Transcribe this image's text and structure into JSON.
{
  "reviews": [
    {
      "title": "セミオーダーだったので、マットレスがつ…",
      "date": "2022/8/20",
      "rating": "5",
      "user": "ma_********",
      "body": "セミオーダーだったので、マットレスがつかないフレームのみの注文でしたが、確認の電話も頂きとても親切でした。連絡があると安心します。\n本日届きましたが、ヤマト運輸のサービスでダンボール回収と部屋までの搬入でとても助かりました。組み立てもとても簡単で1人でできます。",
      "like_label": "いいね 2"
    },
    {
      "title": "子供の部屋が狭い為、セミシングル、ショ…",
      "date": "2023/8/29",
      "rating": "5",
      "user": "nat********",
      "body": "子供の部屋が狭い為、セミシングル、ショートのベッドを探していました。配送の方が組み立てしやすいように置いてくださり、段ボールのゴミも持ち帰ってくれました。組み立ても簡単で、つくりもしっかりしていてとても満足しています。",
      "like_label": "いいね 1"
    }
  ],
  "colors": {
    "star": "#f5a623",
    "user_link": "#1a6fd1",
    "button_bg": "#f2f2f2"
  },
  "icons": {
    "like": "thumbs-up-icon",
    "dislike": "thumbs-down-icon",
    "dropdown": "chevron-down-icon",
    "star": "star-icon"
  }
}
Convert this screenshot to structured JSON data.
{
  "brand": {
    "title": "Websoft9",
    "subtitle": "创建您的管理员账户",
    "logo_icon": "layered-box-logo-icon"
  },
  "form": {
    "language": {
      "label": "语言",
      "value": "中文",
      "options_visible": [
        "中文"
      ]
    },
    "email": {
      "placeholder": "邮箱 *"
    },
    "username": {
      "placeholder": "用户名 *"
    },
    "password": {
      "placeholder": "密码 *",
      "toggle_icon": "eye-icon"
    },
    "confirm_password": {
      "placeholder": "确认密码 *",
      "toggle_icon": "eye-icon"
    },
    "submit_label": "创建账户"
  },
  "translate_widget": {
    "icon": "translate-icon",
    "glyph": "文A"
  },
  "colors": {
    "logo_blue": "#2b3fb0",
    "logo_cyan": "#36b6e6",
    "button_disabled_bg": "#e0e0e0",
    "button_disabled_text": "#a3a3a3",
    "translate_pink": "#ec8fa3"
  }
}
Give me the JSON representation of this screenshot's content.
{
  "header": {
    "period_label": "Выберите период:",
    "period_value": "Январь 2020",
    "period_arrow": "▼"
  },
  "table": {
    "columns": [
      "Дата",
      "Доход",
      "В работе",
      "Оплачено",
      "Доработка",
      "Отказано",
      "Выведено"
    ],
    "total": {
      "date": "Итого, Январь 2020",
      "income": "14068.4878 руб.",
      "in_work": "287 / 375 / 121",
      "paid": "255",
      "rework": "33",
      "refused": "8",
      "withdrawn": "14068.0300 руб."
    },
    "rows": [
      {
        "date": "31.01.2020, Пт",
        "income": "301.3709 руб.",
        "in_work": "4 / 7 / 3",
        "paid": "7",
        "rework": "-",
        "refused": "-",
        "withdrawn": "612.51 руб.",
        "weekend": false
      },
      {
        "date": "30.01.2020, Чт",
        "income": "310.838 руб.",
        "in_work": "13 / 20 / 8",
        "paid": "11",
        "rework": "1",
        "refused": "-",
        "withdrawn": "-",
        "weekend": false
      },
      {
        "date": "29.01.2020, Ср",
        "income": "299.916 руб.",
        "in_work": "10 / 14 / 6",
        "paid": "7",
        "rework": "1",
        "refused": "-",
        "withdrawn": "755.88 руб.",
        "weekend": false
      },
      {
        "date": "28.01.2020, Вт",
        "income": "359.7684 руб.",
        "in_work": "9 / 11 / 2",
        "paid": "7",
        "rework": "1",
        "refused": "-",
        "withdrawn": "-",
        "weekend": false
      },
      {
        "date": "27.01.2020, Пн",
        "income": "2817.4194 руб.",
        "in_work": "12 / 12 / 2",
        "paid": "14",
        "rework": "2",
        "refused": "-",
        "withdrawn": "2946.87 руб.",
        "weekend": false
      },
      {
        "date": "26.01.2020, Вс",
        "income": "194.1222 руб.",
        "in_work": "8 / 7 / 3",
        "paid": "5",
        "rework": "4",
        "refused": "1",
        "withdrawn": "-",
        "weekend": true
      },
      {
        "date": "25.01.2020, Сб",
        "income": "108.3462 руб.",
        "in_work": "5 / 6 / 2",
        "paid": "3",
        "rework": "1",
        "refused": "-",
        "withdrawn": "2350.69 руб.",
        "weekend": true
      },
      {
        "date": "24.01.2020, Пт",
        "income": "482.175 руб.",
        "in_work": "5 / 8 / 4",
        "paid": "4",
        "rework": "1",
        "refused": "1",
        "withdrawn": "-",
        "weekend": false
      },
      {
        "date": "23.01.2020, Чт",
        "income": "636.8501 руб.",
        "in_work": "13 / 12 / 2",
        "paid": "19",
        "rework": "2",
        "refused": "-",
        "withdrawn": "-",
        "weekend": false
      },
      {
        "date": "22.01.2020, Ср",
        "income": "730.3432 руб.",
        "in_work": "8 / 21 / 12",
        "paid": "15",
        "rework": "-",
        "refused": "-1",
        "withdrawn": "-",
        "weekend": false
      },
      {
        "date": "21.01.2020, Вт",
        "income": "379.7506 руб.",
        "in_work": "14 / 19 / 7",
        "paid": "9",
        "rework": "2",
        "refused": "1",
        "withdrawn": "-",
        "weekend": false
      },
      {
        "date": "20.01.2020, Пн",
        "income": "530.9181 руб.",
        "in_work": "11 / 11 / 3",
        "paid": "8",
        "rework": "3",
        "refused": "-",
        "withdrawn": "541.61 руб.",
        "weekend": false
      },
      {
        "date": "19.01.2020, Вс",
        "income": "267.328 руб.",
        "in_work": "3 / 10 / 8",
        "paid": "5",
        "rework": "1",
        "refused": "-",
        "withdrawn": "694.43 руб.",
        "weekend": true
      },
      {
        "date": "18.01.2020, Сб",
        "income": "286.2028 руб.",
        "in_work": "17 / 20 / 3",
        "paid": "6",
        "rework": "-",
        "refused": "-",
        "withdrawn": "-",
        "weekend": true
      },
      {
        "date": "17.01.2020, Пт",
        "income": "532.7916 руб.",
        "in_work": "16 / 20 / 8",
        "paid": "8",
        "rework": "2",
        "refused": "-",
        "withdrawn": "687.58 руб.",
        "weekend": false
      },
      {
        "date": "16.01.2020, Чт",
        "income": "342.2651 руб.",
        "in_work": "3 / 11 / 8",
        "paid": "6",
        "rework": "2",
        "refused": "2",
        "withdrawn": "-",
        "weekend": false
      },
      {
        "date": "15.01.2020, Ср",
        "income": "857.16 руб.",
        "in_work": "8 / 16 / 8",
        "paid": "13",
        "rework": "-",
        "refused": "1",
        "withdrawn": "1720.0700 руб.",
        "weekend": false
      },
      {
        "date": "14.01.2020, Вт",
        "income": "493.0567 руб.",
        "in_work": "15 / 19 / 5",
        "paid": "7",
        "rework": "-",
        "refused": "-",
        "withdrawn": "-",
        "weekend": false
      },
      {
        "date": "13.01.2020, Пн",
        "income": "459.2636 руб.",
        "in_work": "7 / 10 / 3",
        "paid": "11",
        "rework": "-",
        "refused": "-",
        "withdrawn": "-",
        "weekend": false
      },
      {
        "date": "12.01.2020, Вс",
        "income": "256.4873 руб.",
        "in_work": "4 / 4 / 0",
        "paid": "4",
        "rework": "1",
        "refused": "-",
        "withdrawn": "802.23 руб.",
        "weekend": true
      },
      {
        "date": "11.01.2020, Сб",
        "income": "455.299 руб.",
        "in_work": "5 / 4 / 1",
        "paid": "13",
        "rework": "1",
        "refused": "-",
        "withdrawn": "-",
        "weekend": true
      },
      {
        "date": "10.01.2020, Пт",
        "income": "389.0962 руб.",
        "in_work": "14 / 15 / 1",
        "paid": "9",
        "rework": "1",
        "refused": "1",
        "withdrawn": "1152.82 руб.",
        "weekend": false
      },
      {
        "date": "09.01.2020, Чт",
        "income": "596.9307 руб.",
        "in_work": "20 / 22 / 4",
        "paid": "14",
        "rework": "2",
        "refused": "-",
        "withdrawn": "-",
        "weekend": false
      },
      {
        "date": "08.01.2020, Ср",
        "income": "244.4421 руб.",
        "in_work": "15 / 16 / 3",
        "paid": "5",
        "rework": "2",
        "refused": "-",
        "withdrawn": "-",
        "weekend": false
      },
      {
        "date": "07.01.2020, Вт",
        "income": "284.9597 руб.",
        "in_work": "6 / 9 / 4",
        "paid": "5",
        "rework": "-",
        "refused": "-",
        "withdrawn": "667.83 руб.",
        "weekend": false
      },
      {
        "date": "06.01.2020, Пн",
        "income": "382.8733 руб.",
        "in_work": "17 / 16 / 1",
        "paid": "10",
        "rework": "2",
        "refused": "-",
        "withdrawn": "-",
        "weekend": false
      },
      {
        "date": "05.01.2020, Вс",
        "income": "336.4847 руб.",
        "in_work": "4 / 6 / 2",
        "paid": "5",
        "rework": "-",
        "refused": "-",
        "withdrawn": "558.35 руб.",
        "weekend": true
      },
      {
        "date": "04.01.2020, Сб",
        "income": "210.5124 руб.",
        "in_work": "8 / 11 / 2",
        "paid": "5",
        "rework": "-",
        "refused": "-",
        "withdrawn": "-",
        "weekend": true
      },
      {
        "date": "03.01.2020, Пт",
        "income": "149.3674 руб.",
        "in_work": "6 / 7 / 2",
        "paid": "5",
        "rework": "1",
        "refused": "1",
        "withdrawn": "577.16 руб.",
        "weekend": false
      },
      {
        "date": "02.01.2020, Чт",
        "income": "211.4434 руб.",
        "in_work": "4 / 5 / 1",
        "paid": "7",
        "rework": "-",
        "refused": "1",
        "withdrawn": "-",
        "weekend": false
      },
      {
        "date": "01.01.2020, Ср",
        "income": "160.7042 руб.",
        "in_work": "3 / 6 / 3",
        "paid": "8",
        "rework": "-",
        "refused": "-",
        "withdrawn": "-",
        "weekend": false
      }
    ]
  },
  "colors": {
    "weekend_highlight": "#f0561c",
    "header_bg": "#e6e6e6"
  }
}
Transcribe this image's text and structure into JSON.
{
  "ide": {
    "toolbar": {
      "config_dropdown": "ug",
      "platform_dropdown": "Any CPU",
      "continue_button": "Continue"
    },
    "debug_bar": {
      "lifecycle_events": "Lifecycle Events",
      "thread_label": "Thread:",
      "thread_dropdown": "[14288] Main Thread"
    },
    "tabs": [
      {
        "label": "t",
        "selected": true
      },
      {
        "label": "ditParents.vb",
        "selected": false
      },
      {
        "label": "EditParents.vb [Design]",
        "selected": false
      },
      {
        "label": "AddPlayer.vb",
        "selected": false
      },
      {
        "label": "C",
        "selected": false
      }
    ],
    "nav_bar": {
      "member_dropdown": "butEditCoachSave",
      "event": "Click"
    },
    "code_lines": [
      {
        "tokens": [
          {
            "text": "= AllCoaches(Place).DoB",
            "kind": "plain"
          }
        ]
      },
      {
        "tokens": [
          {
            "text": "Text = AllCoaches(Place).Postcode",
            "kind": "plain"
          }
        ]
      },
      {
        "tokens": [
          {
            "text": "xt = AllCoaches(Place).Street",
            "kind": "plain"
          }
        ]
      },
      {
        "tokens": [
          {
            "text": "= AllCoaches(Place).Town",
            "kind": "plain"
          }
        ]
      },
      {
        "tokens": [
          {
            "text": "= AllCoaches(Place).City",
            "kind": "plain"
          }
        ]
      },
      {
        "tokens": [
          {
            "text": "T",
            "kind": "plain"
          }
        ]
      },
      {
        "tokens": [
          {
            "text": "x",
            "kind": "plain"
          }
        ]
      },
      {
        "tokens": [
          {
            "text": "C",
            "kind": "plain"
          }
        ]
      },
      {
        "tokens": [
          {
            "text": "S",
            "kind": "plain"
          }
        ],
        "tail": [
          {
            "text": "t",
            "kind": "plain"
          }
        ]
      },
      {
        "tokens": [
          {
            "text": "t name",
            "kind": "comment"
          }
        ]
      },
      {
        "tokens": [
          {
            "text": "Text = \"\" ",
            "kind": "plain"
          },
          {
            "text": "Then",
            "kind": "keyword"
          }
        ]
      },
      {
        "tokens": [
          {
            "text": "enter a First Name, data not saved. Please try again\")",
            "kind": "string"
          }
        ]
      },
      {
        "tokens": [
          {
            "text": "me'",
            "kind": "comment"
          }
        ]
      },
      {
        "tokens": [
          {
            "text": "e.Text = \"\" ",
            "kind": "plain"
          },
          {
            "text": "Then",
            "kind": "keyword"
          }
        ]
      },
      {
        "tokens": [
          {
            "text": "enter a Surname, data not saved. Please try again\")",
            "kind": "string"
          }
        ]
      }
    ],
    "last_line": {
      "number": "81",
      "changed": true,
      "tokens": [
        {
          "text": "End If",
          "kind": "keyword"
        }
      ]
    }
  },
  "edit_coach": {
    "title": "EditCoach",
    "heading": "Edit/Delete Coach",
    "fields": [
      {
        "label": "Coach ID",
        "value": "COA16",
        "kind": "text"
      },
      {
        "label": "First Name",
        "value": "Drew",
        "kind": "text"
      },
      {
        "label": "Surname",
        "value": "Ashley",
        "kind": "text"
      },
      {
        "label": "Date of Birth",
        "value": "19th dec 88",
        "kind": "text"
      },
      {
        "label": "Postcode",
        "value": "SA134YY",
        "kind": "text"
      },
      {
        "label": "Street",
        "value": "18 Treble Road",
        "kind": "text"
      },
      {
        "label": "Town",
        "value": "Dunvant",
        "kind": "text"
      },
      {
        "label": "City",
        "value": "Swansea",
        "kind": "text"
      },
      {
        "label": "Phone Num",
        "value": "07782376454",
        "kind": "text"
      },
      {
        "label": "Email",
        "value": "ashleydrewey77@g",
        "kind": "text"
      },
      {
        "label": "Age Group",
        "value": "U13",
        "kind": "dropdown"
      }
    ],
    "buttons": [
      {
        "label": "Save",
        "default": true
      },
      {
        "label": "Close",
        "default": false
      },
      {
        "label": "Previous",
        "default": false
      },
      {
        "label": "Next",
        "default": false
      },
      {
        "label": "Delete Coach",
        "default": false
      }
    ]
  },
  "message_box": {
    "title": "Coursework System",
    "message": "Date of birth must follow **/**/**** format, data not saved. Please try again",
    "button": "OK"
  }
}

■ **Task requirements**:
Find all lines holding the string "again" and copy them.

■ **Correct output**:
            "text": "enter a First Name, data not saved. Please try again\")",
            "text": "enter a Surname, data not saved. Please try again\")",
    "message": "Date of birth must follow **/**/**** format, data not saved. Please try again",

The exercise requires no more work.